= Problem =
Pull out all lines from the listing below in which the word "consumption" appears.

= Entries with figure data =
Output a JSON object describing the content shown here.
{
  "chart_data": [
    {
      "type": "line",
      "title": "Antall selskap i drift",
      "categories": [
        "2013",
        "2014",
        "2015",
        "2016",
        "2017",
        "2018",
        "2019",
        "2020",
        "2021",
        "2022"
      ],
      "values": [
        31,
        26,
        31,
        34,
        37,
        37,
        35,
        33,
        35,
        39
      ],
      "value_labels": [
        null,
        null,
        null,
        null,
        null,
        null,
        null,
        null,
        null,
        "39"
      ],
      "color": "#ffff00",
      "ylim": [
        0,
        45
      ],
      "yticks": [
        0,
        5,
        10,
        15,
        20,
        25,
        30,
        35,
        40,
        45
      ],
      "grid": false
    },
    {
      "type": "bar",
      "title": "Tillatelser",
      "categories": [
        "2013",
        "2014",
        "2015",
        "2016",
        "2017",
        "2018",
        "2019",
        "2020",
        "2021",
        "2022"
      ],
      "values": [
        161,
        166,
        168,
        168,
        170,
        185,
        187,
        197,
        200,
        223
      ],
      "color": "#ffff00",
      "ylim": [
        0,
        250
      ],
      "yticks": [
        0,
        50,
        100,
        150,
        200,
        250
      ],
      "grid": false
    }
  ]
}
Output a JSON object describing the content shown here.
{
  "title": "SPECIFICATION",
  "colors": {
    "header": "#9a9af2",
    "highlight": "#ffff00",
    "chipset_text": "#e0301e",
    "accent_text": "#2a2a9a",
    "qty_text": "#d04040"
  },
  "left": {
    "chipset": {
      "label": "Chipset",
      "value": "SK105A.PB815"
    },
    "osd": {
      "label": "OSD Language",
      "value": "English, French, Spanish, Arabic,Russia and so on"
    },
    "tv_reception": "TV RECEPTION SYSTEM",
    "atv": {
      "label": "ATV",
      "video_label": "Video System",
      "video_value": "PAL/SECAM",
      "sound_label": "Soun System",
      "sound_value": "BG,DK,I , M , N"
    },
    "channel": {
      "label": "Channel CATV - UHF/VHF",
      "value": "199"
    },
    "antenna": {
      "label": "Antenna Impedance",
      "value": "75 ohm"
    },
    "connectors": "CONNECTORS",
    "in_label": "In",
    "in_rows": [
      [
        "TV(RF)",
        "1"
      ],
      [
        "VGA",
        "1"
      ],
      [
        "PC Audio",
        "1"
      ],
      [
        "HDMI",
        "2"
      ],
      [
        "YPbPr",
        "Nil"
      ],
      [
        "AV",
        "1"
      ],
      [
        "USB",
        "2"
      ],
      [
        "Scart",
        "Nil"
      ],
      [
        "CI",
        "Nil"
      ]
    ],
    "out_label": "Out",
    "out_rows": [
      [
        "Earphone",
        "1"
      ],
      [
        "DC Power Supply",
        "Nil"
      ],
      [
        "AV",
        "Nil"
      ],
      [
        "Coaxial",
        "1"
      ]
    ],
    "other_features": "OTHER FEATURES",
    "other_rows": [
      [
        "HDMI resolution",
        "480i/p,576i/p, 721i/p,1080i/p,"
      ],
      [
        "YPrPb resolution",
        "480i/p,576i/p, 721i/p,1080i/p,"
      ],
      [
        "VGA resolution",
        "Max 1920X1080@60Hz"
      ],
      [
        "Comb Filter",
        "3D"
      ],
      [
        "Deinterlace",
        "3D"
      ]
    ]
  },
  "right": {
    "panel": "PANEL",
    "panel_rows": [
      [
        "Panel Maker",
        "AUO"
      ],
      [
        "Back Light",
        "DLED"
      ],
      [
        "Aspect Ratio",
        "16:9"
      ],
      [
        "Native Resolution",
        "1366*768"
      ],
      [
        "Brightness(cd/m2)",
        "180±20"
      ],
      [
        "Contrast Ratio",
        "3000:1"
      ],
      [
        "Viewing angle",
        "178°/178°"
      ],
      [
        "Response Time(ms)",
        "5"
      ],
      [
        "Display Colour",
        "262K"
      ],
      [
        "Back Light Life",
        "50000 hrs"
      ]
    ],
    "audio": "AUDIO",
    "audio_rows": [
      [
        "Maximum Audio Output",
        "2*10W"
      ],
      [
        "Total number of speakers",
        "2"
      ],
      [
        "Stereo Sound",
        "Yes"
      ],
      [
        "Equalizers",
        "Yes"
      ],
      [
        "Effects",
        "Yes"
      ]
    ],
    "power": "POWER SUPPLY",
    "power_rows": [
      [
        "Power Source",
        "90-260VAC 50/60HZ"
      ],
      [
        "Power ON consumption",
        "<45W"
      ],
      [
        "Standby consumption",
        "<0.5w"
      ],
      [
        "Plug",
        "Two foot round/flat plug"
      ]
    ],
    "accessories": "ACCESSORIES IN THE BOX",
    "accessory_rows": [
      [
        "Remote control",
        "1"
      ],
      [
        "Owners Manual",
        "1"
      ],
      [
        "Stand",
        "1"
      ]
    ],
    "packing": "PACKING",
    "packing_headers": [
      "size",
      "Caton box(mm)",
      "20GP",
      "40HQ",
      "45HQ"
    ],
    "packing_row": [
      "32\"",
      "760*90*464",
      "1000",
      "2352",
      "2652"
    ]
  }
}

= Written reply =
        "Power ON consumption",
        "Standby consumption",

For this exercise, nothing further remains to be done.